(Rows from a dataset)
begin

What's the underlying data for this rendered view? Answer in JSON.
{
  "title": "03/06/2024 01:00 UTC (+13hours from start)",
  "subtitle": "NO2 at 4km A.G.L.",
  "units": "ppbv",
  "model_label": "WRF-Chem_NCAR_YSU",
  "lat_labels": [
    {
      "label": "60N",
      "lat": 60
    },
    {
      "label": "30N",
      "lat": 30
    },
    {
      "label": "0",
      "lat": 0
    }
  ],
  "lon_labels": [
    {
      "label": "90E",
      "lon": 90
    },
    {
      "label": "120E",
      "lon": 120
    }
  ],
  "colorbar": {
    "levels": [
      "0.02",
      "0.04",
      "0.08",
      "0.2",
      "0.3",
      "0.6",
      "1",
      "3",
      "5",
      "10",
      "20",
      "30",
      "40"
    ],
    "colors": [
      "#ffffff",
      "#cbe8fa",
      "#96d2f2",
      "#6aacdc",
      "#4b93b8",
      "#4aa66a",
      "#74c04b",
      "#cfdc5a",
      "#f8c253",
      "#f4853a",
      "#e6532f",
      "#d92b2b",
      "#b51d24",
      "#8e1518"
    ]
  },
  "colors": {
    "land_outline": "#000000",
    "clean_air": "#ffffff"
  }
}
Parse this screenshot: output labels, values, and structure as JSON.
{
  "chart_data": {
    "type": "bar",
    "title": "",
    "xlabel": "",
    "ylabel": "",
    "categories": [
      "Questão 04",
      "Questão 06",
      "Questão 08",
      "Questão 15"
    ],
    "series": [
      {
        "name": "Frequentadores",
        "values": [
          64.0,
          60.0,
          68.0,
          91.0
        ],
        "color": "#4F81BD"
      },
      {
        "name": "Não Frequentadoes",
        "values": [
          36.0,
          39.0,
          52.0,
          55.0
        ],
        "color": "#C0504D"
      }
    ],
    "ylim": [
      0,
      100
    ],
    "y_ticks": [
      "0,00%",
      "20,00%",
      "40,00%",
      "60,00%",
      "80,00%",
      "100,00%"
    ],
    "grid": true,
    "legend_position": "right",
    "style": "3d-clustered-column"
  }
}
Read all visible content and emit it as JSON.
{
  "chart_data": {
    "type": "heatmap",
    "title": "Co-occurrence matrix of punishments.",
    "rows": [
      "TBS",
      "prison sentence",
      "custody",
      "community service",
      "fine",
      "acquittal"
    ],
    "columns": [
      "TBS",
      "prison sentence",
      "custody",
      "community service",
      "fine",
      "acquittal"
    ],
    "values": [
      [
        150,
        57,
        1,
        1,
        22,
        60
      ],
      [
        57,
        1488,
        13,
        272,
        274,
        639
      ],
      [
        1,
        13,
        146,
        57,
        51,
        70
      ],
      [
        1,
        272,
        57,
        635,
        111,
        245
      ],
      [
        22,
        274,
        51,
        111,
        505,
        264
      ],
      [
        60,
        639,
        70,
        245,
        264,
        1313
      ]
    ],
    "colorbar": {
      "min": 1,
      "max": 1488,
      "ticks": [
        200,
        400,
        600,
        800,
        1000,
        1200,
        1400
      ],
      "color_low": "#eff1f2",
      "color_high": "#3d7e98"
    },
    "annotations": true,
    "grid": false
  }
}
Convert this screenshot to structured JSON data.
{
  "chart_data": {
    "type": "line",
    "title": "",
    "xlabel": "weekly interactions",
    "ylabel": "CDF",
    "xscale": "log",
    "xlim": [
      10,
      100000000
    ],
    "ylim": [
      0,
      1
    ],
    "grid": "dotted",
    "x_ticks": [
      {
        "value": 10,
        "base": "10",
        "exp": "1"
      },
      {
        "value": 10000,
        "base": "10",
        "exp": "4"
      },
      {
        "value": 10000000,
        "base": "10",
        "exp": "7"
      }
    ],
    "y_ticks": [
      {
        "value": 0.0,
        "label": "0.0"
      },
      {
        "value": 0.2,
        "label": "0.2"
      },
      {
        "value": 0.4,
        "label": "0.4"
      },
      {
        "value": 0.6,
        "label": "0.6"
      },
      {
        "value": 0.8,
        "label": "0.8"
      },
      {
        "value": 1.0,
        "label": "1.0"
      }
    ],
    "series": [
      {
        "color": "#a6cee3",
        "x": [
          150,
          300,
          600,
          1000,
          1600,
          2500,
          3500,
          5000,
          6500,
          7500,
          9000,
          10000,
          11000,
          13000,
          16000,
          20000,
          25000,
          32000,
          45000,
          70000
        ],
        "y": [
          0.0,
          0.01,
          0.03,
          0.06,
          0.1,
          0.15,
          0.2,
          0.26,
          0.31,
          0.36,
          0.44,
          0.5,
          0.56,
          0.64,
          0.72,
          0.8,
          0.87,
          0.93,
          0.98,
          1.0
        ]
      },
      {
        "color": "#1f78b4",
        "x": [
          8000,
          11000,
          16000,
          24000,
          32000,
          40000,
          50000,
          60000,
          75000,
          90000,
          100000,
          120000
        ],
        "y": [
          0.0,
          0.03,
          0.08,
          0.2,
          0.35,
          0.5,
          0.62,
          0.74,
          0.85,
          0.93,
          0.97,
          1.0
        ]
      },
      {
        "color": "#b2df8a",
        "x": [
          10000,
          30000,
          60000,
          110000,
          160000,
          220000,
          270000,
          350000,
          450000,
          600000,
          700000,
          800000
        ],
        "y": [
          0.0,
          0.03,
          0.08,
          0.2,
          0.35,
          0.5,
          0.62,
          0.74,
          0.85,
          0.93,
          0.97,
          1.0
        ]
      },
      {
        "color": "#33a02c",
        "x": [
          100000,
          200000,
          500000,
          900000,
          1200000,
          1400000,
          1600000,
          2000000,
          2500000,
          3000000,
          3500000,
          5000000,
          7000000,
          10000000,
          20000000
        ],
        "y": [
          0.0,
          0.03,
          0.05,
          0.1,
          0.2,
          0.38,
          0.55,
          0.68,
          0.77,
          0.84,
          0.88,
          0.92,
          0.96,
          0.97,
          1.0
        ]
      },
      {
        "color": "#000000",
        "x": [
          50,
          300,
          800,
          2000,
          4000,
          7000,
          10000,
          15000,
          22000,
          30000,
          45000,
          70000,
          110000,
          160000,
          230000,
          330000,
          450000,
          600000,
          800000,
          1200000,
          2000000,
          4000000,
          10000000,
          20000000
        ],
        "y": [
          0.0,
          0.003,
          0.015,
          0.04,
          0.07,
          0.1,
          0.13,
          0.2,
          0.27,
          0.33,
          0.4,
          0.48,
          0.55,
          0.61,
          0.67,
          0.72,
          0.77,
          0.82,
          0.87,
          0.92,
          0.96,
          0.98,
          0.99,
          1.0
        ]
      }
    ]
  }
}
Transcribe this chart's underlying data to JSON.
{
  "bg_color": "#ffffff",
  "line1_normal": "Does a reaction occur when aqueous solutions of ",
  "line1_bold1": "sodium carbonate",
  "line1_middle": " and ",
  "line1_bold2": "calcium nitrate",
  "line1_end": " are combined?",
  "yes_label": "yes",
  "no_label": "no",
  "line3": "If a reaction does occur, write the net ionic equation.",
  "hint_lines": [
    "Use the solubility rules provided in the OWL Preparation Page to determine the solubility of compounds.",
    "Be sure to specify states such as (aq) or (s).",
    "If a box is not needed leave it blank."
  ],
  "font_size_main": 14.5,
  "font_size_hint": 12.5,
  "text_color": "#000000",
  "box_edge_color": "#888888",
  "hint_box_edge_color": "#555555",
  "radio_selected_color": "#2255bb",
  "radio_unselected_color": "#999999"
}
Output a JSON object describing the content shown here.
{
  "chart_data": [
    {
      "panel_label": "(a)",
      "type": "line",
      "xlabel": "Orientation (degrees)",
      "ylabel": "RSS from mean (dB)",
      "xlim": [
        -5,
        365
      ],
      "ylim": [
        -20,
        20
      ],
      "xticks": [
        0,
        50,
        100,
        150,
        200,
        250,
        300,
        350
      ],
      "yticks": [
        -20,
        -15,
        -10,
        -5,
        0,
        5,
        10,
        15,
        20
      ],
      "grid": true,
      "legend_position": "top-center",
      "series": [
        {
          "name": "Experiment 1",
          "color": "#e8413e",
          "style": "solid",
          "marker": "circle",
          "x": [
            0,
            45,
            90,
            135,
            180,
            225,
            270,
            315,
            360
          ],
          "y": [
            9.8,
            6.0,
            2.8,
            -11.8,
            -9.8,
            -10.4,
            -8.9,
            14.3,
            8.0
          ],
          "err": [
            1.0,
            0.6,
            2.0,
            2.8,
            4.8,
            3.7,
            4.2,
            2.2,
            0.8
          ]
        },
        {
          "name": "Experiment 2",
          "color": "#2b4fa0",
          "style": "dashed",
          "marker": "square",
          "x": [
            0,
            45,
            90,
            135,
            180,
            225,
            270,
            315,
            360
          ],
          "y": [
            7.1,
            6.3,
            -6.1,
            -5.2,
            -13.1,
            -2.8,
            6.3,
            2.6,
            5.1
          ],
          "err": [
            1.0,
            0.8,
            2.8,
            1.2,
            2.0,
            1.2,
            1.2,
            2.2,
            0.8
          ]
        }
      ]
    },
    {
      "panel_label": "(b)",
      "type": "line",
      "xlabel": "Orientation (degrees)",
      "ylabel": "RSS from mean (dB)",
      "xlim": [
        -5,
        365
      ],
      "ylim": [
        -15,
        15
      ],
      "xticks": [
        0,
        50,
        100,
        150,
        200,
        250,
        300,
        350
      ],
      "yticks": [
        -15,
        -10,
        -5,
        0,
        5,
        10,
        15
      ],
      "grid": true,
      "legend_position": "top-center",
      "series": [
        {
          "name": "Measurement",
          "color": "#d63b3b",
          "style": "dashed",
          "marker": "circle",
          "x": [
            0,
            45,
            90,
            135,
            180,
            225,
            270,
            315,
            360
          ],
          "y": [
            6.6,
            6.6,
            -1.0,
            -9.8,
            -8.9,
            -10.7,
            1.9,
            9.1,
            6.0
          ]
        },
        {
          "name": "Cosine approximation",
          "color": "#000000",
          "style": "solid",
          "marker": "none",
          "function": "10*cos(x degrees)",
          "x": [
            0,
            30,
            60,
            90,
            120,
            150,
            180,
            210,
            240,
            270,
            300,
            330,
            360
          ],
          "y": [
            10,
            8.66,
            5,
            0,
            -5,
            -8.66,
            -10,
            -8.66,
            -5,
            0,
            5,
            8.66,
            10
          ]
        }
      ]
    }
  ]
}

end

The task
List every line above that holds the word "screenshot".

Response to this exercise
Parse this screenshot: output labels, values, and structure as JSON.
Convert this screenshot to structured JSON data.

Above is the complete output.